■ WHAT IS REQUIRED
Work out how many lines in the listing below include the word "MENINOS"; answer with the number alone.

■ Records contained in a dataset
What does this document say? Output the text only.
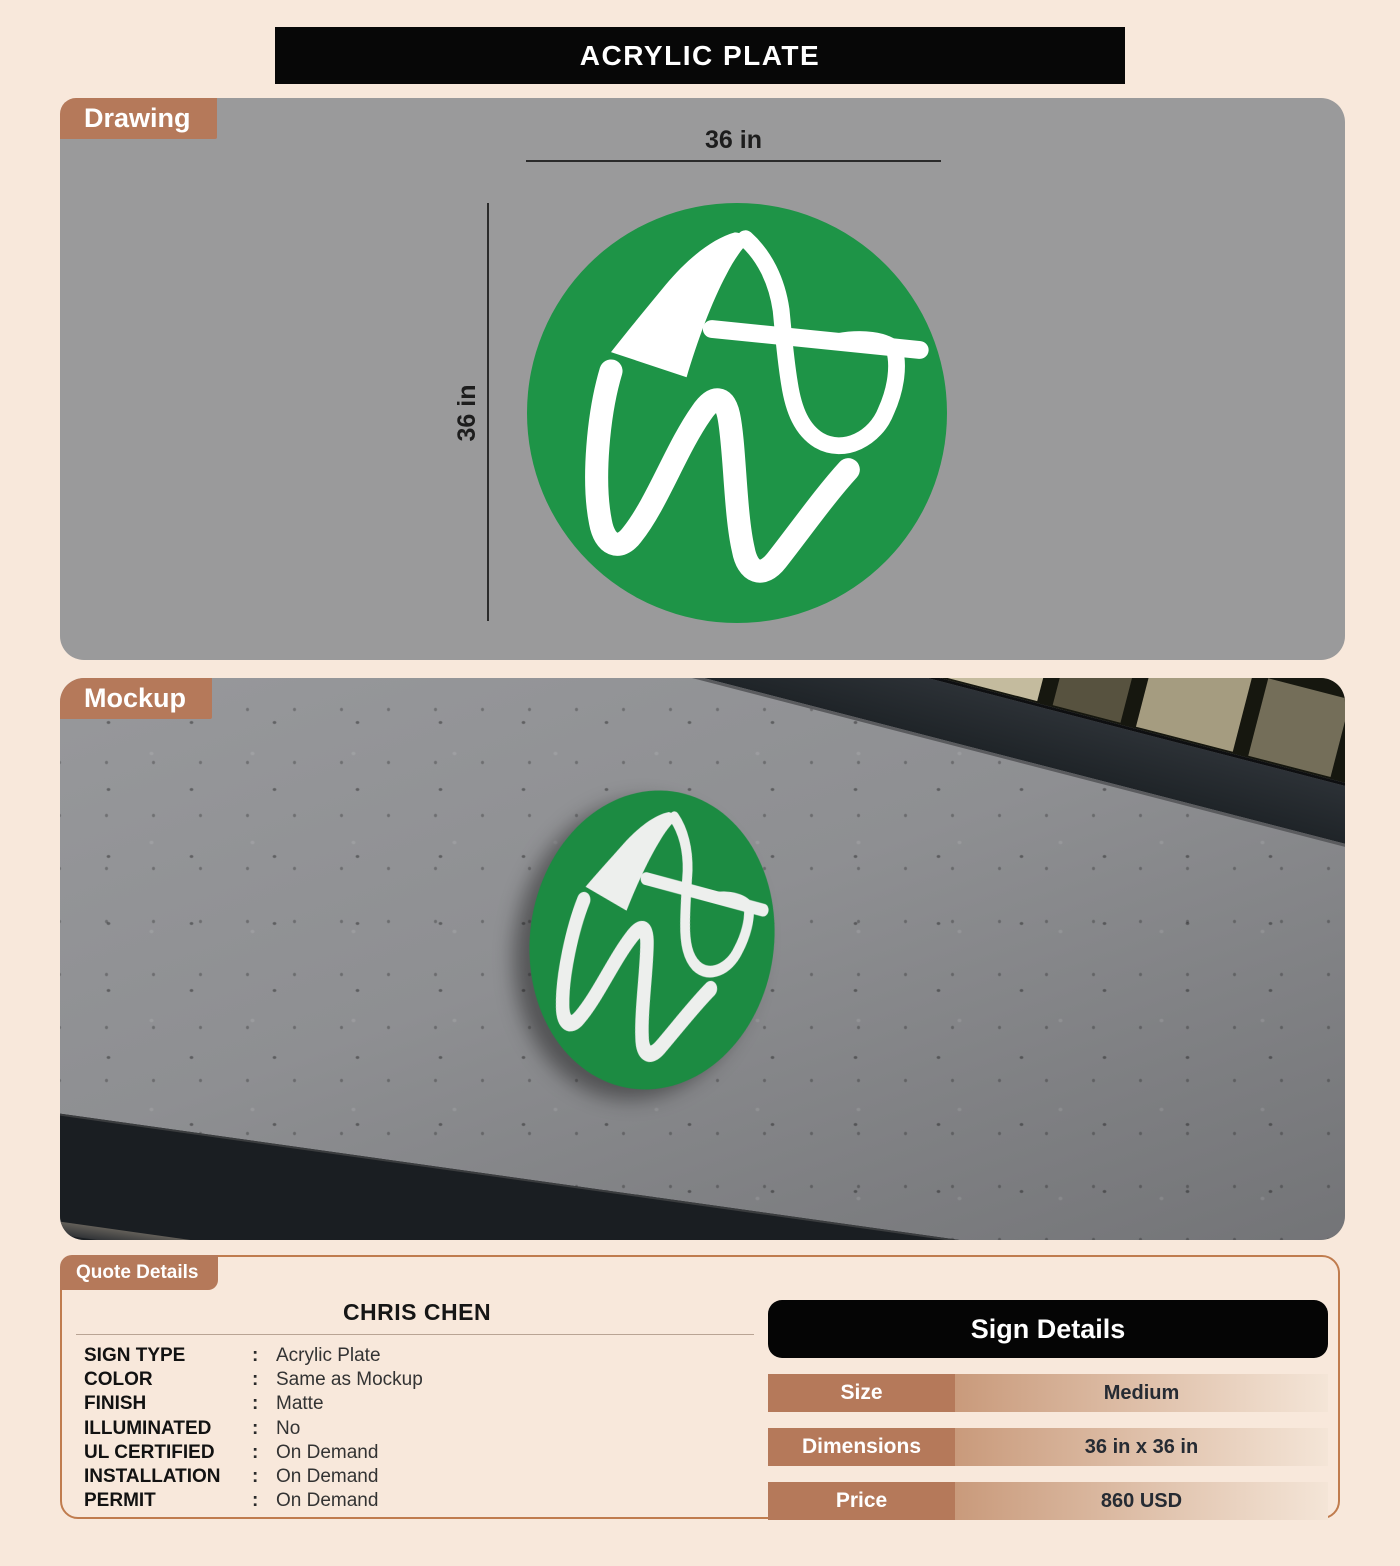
ACRYLIC PLATE
Drawing
36 in
36 in
Mockup
Quote Details
CHRIS CHEN
SIGN TYPE	: Acrylic Plate
COLOR	: Same as Mockup
FINISH	: Matte
ILLUMINATED	: No
UL CERTIFIED	: On Demand
INSTALLATION	: On Demand
PERMIT	: On Demand
Sign Details
Size	Medium
Dimensions	36 in x 36 in
Price	860 USD
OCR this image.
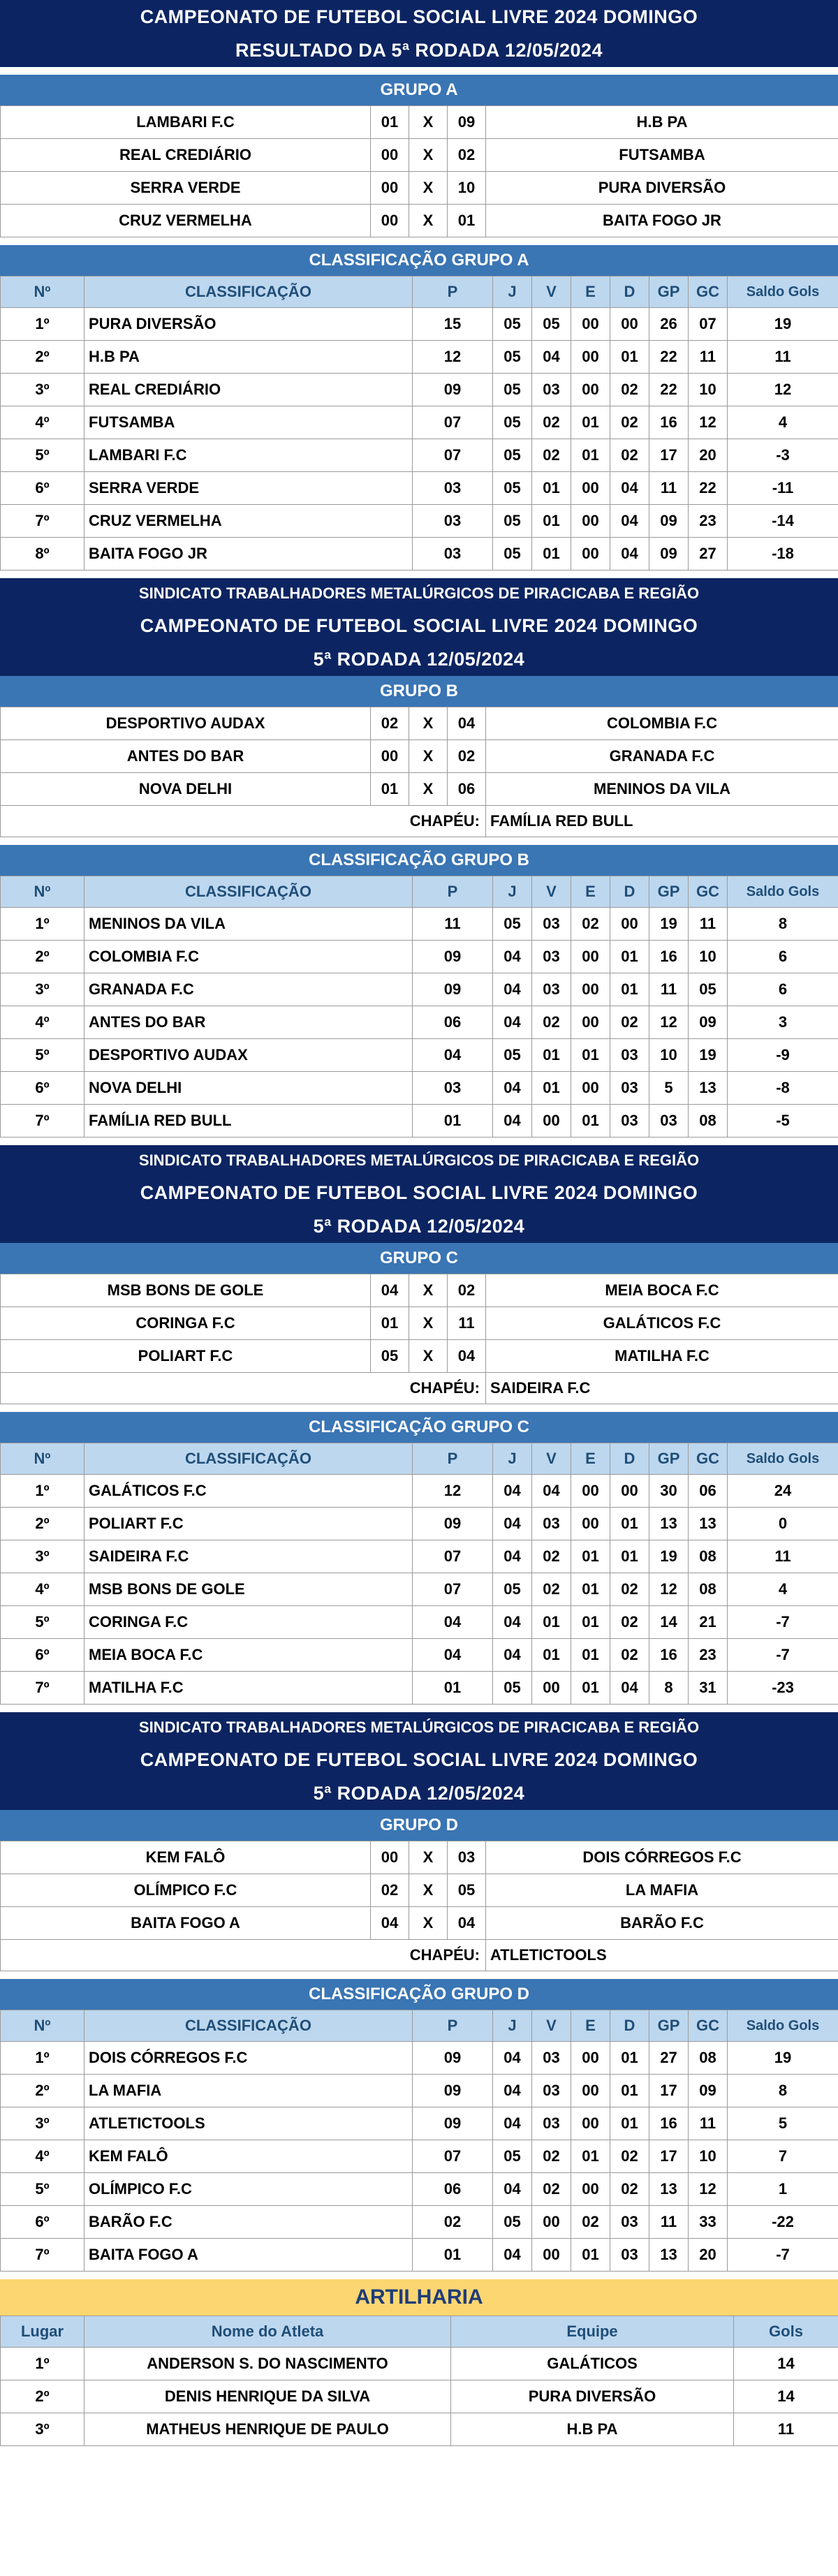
CAMPEONATO DE FUTEBOL SOCIAL LIVRE 2024 DOMINGO
RESULTADO DA 5ª RODADA 12/05/2024
GRUPO A
LAMBARI F.C	01	X	09	H.B PA
REAL CREDIÁRIO	00	X	02	FUTSAMBA
SERRA VERDE	00	X	10	PURA DIVERSÃO
CRUZ VERMELHA	00	X	01	BAITA FOGO JR
CLASSIFICAÇÃO GRUPO A
Nº	CLASSIFICAÇÃO	P	J	V	E	D	GP	GC	Saldo Gols
1º	PURA DIVERSÃO	15	05	05	00	00	26	07	19
2º	H.B PA	12	05	04	00	01	22	11	11
3º	REAL CREDIÁRIO	09	05	03	00	02	22	10	12
4º	FUTSAMBA	07	05	02	01	02	16	12	4
5º	LAMBARI F.C	07	05	02	01	02	17	20	-3
6º	SERRA VERDE	03	05	01	00	04	11	22	-11
7º	CRUZ VERMELHA	03	05	01	00	04	09	23	-14
8º	BAITA FOGO JR	03	05	01	00	04	09	27	-18
SINDICATO TRABALHADORES METALÚRGICOS DE PIRACICABA E REGIÃO
CAMPEONATO DE FUTEBOL SOCIAL LIVRE 2024 DOMINGO
5ª RODADA 12/05/2024
GRUPO B
DESPORTIVO AUDAX	02	X	04	COLOMBIA F.C
ANTES DO BAR	00	X	02	GRANADA F.C
NOVA DELHI	01	X	06	MENINOS DA VILA
CHAPÉU:				FAMÍLIA RED BULL
CLASSIFICAÇÃO GRUPO B
Nº	CLASSIFICAÇÃO	P	J	V	E	D	GP	GC	Saldo Gols
1º	MENINOS DA VILA	11	05	03	02	00	19	11	8
2º	COLOMBIA F.C	09	04	03	00	01	16	10	6
3º	GRANADA F.C	09	04	03	00	01	11	05	6
4º	ANTES DO BAR	06	04	02	00	02	12	09	3
5º	DESPORTIVO AUDAX	04	05	01	01	03	10	19	-9
6º	NOVA DELHI	03	04	01	00	03	5	13	-8
7º	FAMÍLIA RED BULL	01	04	00	01	03	03	08	-5
SINDICATO TRABALHADORES METALÚRGICOS DE PIRACICABA E REGIÃO
CAMPEONATO DE FUTEBOL SOCIAL LIVRE 2024 DOMINGO
5ª RODADA 12/05/2024
GRUPO C
MSB BONS DE GOLE	04	X	02	MEIA BOCA F.C
CORINGA F.C	01	X	11	GALÁTICOS F.C
POLIART F.C	05	X	04	MATILHA F.C
CHAPÉU:				SAIDEIRA F.C
CLASSIFICAÇÃO GRUPO C
Nº	CLASSIFICAÇÃO	P	J	V	E	D	GP	GC	Saldo Gols
1º	GALÁTICOS F.C	12	04	04	00	00	30	06	24
2º	POLIART F.C	09	04	03	00	01	13	13	0
3º	SAIDEIRA F.C	07	04	02	01	01	19	08	11
4º	MSB BONS DE GOLE	07	05	02	01	02	12	08	4
5º	CORINGA F.C	04	04	01	01	02	14	21	-7
6º	MEIA BOCA F.C	04	04	01	01	02	16	23	-7
7º	MATILHA F.C	01	05	00	01	04	8	31	-23
SINDICATO TRABALHADORES METALÚRGICOS DE PIRACICABA E REGIÃO
CAMPEONATO DE FUTEBOL SOCIAL LIVRE 2024 DOMINGO
5ª RODADA 12/05/2024
GRUPO D
KEM FALÔ	00	X	03	DOIS CÓRREGOS F.C
OLÍMPICO F.C	02	X	05	LA MAFIA
BAITA FOGO A	04	X	04	BARÃO F.C
CHAPÉU:				ATLETICTOOLS
CLASSIFICAÇÃO GRUPO D
Nº	CLASSIFICAÇÃO	P	J	V	E	D	GP	GC	Saldo Gols
1º	DOIS CÓRREGOS F.C	09	04	03	00	01	27	08	19
2º	LA MAFIA	09	04	03	00	01	17	09	8
3º	ATLETICTOOLS	09	04	03	00	01	16	11	5
4º	KEM FALÔ	07	05	02	01	02	17	10	7
5º	OLÍMPICO F.C	06	04	02	00	02	13	12	1
6º	BARÃO F.C	02	05	00	02	03	11	33	-22
7º	BAITA FOGO A	01	04	00	01	03	13	20	-7
ARTILHARIA
Lugar	Nome do Atleta	Equipe	Gols
1º	ANDERSON S. DO NASCIMENTO	GALÁTICOS	14
2º	DENIS HENRIQUE DA SILVA	PURA DIVERSÃO	14
3º	MATHEUS HENRIQUE DE PAULO	H.B PA	11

■ ANSWER TO THE PROBLEM
2